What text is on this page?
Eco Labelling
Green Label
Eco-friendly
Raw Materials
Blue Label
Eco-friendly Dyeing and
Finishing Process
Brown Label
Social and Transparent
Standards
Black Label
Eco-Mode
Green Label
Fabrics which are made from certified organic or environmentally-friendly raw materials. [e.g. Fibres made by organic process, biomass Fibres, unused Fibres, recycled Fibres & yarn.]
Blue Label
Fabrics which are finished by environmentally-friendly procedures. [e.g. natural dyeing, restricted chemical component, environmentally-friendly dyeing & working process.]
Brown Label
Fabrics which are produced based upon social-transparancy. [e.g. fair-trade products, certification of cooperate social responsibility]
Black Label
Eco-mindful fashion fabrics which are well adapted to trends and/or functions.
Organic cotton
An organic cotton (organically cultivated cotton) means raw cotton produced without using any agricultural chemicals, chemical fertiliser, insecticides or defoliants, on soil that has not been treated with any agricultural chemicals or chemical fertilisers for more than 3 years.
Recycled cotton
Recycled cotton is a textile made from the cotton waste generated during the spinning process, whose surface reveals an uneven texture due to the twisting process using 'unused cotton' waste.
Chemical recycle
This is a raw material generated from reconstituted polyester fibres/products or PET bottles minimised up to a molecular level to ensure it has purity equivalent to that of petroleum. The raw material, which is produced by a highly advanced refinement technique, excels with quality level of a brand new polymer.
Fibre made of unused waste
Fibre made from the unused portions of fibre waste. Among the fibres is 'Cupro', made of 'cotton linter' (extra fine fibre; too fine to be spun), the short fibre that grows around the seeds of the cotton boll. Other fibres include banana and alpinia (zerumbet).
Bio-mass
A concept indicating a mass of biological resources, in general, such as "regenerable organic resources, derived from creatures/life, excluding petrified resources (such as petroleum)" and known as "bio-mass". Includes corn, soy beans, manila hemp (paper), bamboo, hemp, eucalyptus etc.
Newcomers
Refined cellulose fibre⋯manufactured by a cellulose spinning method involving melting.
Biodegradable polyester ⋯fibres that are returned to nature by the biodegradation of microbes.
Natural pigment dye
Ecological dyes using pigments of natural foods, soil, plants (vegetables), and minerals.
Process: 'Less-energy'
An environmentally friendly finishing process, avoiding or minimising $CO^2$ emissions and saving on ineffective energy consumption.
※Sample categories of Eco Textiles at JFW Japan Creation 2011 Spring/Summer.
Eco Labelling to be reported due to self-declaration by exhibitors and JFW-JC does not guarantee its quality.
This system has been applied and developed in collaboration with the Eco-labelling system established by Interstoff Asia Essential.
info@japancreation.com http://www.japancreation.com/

· · ·

• Stated exercise: Set all of the entries down again, exactly as they were given.

• Answer in full:
What text is on this page?
Eco Labelling
Green Label
Eco-friendly
Raw Materials
Blue Label
Eco-friendly Dyeing and
Finishing Process
Brown Label
Social and Transparent
Standards
Black Label
Eco-Mode
Green Label
Fabrics which are made from certified organic or environmentally-friendly raw materials. [e.g. Fibres made by organic process, biomass Fibres, unused Fibres, recycled Fibres & yarn.]
Blue Label
Fabrics which are finished by environmentally-friendly procedures. [e.g. natural dyeing, restricted chemical component, environmentally-friendly dyeing & working process.]
Brown Label
Fabrics which are produced based upon social-transparancy. [e.g. fair-trade products, certification of cooperate social responsibility]
Black Label
Eco-mindful fashion fabrics which are well adapted to trends and/or functions.
Organic cotton
An organic cotton (organically cultivated cotton) means raw cotton produced without using any agricultural chemicals, chemical fertiliser, insecticides or defoliants, on soil that has not been treated with any agricultural chemicals or chemical fertilisers for more than 3 years.
Recycled cotton
Recycled cotton is a textile made from the cotton waste generated during the spinning process, whose surface reveals an uneven texture due to the twisting process using 'unused cotton' waste.
Chemical recycle
This is a raw material generated from reconstituted polyester fibres/products or PET bottles minimised up to a molecular level to ensure it has purity equivalent to that of petroleum. The raw material, which is produced by a highly advanced refinement technique, excels with quality level of a brand new polymer.
Fibre made of unused waste
Fibre made from the unused portions of fibre waste. Among the fibres is 'Cupro', made of 'cotton linter' (extra fine fibre; too fine to be spun), the short fibre that grows around the seeds of the cotton boll. Other fibres include banana and alpinia (zerumbet).
Bio-mass
A concept indicating a mass of biological resources, in general, such as "regenerable organic resources, derived from creatures/life, excluding petrified resources (such as petroleum)" and known as "bio-mass". Includes corn, soy beans, manila hemp (paper), bamboo, hemp, eucalyptus etc.
Newcomers
Refined cellulose fibre⋯manufactured by a cellulose spinning method involving melting.
Biodegradable polyester ⋯fibres that are returned to nature by the biodegradation of microbes.
Natural pigment dye
Ecological dyes using pigments of natural foods, soil, plants (vegetables), and minerals.
Process: 'Less-energy'
An environmentally friendly finishing process, avoiding or minimising $CO^2$ emissions and saving on ineffective energy consumption.
※Sample categories of Eco Textiles at JFW Japan Creation 2011 Spring/Summer.
Eco Labelling to be reported due to self-declaration by exhibitors and JFW-JC does not guarantee its quality.
This system has been applied and developed in collaboration with the Eco-labelling system established by Interstoff Asia Essential.
info@japancreation.com http://www.japancreation.com/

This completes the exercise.